[begin RECORDS FOR THIS EXERCISE]

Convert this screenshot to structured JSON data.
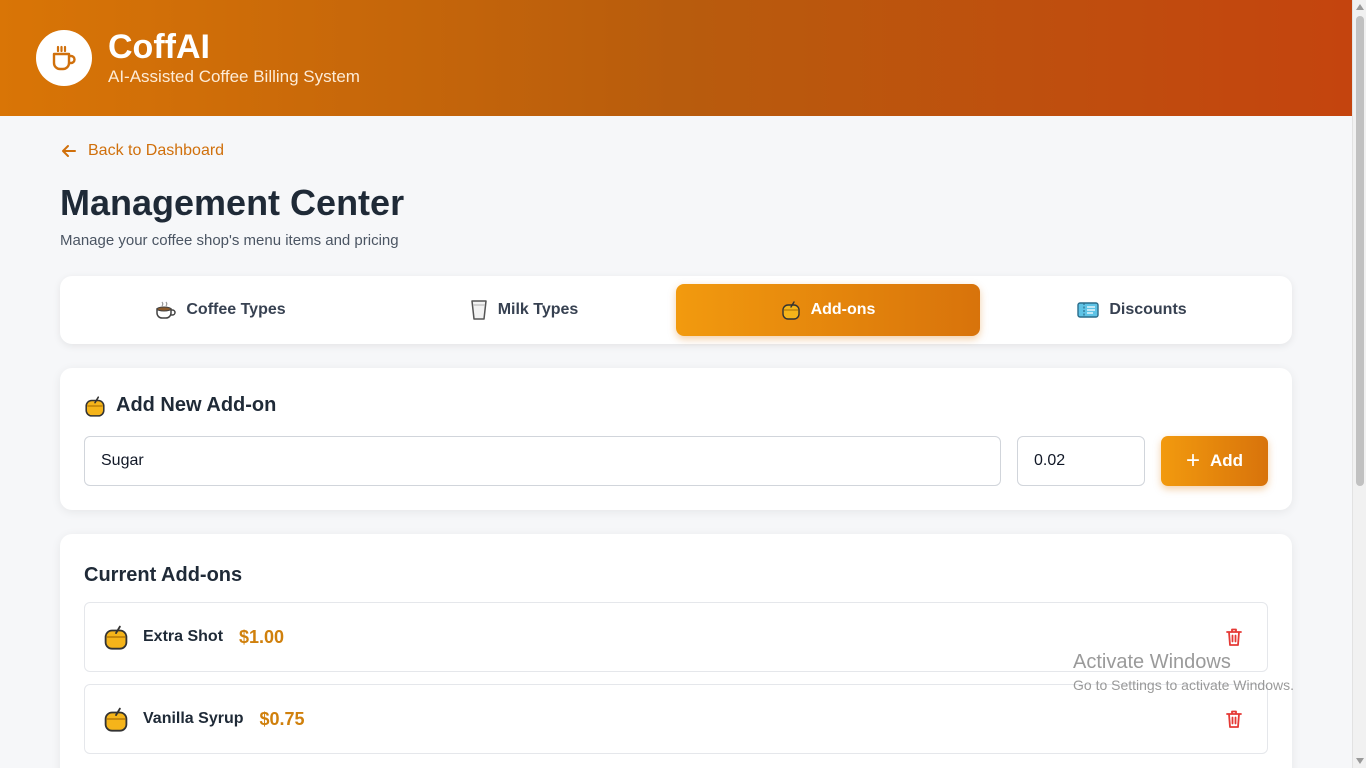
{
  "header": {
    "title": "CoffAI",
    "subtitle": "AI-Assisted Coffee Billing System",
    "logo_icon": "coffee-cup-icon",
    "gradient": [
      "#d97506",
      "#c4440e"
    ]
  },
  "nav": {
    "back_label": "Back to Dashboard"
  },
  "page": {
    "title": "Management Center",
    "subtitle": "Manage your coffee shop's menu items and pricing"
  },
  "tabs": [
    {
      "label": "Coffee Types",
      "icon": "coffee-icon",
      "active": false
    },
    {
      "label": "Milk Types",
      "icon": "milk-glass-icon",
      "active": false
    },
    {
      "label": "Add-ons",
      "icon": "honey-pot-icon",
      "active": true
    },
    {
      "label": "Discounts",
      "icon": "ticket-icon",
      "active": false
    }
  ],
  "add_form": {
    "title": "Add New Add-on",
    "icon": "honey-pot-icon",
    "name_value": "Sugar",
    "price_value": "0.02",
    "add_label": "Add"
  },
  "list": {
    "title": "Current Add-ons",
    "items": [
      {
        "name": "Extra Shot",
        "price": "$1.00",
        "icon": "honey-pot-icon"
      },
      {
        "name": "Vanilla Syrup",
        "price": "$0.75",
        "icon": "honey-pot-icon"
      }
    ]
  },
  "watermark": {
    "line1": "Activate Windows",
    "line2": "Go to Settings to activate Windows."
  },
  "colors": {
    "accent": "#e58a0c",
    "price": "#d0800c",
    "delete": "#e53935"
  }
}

[end RECORDS FOR THIS EXERCISE]

* TASK TO COMPLETE:
Repeat the data exactly in full, omitting its pictures.

* SOLVED PROBLEM:
Convert this screenshot to structured JSON data.
{
  "header": {
    "title": "CoffAI",
    "subtitle": "AI-Assisted Coffee Billing System",
    "logo_icon": "coffee-cup-icon",
    "gradient": [
      "#d97506",
      "#c4440e"
    ]
  },
  "nav": {
    "back_label": "Back to Dashboard"
  },
  "page": {
    "title": "Management Center",
    "subtitle": "Manage your coffee shop's menu items and pricing"
  },
  "tabs": [
    {
      "label": "Coffee Types",
      "icon": "coffee-icon",
      "active": false
    },
    {
      "label": "Milk Types",
      "icon": "milk-glass-icon",
      "active": false
    },
    {
      "label": "Add-ons",
      "icon": "honey-pot-icon",
      "active": true
    },
    {
      "label": "Discounts",
      "icon": "ticket-icon",
      "active": false
    }
  ],
  "add_form": {
    "title": "Add New Add-on",
    "icon": "honey-pot-icon",
    "name_value": "Sugar",
    "price_value": "0.02",
    "add_label": "Add"
  },
  "list": {
    "title": "Current Add-ons",
    "items": [
      {
        "name": "Extra Shot",
        "price": "$1.00",
        "icon": "honey-pot-icon"
      },
      {
        "name": "Vanilla Syrup",
        "price": "$0.75",
        "icon": "honey-pot-icon"
      }
    ]
  },
  "watermark": {
    "line1": "Activate Windows",
    "line2": "Go to Settings to activate Windows."
  },
  "colors": {
    "accent": "#e58a0c",
    "price": "#d0800c",
    "delete": "#e53935"
  }
}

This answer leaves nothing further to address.